Dataset rows:
• • • • • • •

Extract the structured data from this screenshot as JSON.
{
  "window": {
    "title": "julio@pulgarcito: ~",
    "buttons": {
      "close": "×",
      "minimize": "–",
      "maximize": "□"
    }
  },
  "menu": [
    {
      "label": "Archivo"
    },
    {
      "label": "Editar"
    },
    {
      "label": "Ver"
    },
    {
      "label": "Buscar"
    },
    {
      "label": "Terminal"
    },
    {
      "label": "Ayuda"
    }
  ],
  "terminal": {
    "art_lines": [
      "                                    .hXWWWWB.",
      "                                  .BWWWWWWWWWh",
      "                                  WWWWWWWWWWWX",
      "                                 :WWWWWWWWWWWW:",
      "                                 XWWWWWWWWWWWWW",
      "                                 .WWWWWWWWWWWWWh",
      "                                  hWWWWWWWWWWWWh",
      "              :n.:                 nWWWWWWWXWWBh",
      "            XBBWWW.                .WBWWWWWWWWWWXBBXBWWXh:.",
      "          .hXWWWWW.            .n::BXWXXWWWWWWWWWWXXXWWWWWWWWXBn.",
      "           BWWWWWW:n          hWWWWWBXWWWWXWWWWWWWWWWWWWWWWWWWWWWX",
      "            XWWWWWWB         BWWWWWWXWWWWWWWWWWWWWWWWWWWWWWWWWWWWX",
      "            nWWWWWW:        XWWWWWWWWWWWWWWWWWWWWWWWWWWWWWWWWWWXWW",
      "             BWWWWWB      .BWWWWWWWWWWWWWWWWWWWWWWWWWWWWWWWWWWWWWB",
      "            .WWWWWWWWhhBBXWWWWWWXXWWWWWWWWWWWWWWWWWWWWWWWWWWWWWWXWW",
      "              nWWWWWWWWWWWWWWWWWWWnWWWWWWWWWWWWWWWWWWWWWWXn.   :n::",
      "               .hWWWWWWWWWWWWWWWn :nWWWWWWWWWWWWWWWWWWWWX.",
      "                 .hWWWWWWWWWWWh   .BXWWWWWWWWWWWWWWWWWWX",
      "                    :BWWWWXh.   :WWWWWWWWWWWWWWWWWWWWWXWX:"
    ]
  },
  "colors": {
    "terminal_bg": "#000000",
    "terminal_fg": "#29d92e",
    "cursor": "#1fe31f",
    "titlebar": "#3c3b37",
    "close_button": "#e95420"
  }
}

• • • • • • •

▶ _YOUR OBJECTIVE_
Count all lines of the data that include "label". The answer is the number alone.

▶ _FINAL RESULT_
6